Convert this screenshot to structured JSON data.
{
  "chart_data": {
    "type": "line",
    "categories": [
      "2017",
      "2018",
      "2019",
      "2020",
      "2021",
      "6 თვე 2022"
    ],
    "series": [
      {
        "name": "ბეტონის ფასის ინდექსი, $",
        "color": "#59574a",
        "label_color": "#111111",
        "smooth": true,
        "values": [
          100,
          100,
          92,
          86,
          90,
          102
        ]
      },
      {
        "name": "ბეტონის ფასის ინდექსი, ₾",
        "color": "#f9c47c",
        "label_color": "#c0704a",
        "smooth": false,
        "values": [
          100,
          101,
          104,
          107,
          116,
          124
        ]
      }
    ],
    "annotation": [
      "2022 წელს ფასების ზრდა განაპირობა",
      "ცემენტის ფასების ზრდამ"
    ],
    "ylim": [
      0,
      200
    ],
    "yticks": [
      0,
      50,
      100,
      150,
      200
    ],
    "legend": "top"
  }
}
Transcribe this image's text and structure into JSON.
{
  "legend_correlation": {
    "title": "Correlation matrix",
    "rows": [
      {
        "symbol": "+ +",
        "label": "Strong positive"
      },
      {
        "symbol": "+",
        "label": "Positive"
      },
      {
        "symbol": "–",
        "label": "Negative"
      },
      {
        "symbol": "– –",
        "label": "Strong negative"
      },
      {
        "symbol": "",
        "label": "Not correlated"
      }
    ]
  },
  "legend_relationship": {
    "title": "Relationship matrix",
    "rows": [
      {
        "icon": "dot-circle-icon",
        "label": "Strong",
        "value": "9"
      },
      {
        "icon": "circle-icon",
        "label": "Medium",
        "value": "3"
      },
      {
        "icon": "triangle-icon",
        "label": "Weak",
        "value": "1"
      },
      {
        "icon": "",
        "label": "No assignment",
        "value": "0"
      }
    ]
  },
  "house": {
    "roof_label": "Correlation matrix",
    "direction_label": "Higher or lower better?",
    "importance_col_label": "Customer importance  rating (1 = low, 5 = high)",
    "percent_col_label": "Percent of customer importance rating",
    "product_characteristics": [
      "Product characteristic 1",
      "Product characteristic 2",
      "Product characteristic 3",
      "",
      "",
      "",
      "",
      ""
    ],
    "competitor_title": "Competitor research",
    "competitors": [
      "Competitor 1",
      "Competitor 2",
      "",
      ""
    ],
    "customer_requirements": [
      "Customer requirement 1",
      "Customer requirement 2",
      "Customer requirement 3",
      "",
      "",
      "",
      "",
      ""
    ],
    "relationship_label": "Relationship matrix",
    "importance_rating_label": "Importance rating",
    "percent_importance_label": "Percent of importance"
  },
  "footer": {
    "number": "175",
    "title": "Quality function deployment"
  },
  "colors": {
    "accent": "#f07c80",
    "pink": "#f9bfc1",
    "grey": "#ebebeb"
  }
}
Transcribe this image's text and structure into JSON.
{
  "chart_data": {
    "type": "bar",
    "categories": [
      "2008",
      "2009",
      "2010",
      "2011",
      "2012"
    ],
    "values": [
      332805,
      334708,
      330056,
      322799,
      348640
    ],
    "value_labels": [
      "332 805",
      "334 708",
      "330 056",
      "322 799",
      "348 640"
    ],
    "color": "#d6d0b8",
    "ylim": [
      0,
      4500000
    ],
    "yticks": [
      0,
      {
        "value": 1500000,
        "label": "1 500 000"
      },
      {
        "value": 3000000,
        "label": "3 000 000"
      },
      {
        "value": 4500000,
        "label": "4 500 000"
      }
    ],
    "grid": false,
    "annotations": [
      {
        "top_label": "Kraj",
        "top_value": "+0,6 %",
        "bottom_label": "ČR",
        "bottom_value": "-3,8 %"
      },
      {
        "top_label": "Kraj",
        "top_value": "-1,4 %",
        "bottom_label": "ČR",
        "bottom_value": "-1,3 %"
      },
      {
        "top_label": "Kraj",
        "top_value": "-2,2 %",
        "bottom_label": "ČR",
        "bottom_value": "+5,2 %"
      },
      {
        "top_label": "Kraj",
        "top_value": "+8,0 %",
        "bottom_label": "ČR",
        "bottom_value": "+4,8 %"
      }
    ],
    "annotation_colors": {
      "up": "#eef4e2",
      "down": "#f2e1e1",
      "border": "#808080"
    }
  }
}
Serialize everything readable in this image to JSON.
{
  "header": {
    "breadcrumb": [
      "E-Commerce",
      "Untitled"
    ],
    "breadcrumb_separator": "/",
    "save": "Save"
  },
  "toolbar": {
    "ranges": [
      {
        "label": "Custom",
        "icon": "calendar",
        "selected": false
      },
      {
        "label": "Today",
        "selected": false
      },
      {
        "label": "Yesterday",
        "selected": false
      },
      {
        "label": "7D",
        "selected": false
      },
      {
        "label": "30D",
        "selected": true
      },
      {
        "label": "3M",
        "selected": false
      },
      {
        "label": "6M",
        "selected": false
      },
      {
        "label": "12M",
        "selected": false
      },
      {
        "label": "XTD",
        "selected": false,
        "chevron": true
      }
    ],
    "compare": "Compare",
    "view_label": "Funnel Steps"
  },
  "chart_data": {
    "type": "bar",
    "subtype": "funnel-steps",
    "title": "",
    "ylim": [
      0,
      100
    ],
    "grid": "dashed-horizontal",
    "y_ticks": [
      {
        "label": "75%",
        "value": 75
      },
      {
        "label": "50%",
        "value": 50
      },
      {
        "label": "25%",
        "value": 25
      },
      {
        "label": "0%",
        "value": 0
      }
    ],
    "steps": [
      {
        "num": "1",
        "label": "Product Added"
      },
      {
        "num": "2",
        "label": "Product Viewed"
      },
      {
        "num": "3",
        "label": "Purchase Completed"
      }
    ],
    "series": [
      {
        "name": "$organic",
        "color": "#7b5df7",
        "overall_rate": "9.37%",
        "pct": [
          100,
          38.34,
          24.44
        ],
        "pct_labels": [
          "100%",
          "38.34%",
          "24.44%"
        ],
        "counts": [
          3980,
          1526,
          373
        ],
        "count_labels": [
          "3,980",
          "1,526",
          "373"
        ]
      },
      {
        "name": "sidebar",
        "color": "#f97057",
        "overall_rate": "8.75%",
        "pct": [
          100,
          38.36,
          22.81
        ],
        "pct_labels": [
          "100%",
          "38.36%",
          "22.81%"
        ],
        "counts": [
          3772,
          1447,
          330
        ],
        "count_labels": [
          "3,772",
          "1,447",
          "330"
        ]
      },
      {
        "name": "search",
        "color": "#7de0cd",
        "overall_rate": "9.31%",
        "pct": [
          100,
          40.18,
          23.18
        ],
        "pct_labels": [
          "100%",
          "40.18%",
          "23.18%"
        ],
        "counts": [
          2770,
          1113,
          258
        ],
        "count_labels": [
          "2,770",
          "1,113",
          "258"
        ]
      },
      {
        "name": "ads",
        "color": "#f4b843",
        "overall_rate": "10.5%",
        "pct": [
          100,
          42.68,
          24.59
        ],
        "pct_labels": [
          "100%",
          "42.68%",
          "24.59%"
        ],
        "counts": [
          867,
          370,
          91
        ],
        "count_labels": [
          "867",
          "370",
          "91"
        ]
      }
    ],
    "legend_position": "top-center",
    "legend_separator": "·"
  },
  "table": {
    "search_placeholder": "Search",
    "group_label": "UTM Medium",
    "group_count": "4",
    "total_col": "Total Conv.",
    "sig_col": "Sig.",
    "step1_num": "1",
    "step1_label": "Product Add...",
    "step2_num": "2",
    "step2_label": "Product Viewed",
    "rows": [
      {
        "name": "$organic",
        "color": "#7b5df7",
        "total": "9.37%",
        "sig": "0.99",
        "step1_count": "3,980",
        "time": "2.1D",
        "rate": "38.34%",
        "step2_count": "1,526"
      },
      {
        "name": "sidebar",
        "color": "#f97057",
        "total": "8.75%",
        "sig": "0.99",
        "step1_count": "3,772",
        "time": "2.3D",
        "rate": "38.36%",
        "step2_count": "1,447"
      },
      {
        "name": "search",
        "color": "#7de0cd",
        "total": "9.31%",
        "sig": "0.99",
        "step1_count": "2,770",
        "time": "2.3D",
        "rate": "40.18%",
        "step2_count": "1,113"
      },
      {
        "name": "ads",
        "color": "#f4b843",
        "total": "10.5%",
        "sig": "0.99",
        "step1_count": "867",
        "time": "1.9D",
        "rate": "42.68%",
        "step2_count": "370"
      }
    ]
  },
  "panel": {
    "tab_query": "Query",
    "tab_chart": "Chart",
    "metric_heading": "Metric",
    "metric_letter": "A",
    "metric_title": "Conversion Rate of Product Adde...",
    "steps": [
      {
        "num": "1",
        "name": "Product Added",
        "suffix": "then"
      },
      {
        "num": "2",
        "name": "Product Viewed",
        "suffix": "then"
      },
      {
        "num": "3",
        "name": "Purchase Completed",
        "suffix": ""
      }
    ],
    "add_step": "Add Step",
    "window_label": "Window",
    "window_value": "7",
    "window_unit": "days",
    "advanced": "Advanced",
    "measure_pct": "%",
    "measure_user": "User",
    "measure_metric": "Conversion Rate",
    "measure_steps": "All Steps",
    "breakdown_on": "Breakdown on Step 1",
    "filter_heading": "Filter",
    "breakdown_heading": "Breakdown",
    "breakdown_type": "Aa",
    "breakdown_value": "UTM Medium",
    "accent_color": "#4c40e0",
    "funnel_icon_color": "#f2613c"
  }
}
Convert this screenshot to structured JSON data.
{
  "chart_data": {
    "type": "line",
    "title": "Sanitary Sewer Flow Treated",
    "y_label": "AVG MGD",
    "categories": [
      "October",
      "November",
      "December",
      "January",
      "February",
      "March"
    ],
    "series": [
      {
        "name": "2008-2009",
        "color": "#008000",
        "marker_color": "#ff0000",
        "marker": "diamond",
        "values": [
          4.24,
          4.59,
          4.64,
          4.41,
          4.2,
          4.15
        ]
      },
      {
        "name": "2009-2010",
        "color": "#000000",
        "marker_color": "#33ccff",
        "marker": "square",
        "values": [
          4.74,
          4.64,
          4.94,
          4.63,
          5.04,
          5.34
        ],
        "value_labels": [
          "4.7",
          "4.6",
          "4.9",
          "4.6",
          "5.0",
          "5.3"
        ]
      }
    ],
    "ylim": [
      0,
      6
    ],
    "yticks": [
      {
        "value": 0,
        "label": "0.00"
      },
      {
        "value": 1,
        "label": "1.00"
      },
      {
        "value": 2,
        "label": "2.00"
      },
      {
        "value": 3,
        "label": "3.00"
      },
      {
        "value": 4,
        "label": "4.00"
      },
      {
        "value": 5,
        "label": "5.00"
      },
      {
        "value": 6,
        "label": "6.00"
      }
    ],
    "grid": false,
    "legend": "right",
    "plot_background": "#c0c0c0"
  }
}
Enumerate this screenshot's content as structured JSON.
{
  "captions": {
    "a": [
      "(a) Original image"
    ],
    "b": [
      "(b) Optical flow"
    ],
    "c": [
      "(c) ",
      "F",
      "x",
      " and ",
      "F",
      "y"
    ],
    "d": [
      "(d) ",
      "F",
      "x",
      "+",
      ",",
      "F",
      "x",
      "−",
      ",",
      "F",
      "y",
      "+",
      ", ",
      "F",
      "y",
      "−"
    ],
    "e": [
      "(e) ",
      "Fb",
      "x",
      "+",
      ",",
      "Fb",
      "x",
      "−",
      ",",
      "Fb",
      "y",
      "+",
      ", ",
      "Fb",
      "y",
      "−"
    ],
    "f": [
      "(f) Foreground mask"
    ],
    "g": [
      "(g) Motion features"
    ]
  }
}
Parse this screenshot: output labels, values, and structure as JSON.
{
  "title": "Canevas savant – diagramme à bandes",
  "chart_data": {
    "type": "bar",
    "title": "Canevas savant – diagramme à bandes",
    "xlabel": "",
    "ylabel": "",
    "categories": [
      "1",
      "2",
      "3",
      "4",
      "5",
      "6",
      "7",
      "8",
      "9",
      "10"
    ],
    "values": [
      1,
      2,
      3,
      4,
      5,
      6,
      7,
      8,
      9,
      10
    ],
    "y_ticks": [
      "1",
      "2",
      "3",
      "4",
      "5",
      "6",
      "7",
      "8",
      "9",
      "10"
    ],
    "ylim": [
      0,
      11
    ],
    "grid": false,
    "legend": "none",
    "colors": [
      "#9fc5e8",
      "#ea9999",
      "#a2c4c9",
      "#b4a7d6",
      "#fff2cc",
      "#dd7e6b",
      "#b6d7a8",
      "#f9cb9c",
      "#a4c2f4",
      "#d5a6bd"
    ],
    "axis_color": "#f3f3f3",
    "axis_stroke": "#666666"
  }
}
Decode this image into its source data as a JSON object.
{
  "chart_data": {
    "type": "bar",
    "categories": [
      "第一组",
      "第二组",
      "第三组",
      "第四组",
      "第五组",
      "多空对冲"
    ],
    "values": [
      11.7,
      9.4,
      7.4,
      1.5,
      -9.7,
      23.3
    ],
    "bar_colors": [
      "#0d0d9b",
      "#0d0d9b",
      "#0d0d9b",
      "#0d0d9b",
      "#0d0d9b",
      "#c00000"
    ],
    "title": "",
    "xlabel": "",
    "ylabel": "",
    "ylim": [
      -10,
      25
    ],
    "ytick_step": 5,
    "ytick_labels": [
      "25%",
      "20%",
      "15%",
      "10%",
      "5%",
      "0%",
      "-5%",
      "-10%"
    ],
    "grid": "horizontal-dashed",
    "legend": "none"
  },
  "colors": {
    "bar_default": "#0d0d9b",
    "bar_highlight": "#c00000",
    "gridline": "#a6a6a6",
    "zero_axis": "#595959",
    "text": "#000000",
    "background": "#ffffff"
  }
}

Task to carry out: Where a line in the material contains "Completed", copy that line.

Answer for the task:
        "label": "Purchase Completed"
        "name": "Purchase Completed",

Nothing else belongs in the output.